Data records
----

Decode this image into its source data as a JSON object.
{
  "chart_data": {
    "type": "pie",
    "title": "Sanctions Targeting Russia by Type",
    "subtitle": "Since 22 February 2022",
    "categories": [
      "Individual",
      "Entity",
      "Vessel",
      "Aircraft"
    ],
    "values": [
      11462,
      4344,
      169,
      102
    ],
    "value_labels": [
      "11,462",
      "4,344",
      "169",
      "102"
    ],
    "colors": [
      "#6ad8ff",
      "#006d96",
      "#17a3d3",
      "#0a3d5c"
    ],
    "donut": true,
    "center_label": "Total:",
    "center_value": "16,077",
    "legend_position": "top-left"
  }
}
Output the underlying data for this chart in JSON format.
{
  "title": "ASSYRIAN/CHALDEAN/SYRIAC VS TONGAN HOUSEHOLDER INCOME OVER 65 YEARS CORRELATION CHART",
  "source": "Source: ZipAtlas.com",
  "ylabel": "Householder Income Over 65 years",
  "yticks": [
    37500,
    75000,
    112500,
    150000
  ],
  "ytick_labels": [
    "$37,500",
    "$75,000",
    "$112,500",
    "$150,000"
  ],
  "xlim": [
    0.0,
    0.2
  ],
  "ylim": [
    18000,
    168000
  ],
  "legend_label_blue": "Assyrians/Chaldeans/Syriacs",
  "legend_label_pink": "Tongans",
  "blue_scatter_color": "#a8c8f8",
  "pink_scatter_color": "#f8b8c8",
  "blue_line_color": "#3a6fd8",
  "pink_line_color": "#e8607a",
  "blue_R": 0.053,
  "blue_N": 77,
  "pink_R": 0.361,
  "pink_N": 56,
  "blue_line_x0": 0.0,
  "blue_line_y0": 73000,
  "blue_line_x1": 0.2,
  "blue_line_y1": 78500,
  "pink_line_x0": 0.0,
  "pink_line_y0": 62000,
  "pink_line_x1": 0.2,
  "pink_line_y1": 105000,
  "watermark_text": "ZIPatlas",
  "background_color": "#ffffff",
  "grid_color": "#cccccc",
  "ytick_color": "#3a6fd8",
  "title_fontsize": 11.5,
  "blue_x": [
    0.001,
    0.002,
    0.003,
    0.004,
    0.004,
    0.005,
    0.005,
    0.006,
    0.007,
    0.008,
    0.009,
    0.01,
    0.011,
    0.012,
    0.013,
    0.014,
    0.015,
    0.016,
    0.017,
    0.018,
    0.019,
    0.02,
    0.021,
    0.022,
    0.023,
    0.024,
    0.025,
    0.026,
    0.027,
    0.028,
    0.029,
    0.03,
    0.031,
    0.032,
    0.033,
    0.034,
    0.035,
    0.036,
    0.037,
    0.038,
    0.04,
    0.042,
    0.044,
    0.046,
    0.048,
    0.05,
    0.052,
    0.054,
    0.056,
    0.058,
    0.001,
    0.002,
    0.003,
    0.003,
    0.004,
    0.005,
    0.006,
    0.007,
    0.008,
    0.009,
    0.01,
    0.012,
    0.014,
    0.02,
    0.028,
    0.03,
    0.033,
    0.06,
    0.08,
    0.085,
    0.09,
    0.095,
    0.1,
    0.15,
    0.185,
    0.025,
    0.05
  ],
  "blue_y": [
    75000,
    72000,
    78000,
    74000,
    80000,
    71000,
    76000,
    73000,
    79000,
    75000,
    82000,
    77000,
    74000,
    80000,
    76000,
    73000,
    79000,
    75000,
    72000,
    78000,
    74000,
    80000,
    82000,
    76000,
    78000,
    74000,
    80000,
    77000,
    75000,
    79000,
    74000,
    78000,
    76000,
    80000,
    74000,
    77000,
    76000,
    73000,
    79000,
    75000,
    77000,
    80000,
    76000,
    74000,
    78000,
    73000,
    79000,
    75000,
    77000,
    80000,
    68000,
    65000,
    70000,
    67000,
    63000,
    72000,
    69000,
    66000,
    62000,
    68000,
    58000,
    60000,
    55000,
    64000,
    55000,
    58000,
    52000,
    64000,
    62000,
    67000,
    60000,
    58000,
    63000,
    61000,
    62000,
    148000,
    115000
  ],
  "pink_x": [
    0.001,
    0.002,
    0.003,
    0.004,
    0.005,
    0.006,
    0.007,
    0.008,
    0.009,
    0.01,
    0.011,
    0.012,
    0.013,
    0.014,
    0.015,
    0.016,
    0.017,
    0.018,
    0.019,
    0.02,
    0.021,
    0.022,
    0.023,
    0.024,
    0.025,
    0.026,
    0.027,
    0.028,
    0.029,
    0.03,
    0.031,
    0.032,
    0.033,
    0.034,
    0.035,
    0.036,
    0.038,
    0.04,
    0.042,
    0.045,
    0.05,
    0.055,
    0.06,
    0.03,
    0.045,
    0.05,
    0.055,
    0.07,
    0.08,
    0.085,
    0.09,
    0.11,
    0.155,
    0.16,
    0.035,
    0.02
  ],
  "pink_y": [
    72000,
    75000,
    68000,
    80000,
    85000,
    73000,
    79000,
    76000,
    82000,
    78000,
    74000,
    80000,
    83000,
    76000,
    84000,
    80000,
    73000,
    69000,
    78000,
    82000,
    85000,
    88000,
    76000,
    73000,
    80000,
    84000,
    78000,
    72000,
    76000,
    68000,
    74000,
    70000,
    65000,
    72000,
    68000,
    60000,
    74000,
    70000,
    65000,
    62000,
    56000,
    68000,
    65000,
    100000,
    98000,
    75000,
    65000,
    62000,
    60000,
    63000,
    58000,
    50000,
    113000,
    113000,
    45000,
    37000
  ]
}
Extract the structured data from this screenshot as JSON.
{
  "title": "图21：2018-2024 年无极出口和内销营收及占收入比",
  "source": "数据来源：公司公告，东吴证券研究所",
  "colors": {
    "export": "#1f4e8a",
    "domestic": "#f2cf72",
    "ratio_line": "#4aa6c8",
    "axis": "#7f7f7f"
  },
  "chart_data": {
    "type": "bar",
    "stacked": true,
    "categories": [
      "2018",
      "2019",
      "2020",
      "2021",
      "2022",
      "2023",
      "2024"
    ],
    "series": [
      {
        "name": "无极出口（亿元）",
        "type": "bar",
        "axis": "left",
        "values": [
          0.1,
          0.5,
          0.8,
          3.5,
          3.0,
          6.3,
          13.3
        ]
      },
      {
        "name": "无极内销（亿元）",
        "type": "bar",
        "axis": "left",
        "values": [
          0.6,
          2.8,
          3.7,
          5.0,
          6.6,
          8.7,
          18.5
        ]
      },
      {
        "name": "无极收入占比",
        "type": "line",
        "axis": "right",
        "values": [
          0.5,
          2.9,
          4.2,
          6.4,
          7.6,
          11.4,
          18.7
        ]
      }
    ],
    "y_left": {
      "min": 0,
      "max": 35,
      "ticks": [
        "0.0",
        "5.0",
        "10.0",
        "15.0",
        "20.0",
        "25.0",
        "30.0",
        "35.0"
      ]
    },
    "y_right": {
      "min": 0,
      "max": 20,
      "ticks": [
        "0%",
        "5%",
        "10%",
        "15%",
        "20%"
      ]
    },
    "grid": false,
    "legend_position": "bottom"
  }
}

----

_SHORT PROBLEM_
In the records above, locate the lines holding the word "this". Copy each of them.

_WRITTEN REPLY_
Decode this image into its source data as a JSON object.
Output the underlying data for this chart in JSON format.
Extract the structured data from this screenshot as JSON.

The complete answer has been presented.